## START Provided records

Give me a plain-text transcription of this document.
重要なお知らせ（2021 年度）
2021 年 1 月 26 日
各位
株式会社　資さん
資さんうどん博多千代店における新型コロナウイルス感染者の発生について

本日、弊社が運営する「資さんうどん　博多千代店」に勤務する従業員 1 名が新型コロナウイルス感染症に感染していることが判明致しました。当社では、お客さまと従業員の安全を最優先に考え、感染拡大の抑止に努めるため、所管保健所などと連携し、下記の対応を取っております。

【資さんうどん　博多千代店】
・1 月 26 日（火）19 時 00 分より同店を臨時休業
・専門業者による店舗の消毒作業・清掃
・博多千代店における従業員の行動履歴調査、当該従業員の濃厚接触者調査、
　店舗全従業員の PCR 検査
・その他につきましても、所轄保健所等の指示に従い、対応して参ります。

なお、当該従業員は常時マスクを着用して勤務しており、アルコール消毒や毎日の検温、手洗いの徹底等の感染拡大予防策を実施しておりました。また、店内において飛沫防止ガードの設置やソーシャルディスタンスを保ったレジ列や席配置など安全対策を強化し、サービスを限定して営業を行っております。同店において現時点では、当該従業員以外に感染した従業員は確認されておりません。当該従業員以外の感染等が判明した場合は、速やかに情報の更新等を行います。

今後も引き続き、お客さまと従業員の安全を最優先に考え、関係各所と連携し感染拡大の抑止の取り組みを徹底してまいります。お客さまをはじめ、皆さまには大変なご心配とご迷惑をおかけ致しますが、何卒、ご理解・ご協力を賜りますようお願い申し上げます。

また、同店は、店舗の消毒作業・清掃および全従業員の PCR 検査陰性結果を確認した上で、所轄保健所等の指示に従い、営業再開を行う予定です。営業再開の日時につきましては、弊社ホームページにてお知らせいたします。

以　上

## END Provided records

### Task statement
Which lines contain "所轄保健所等の指示に従い"? Show each of them.

### Task output
・その他につきましても、所轄保健所等の指示に従い、対応して参ります。
また、同店は、店舗の消毒作業・清掃および全従業員の PCR 検査陰性結果を確認した上で、所轄保健所等の指示に従い、営業再開を行う予定です。営業再開の日時につきましては、弊社ホームページにてお知らせいたします。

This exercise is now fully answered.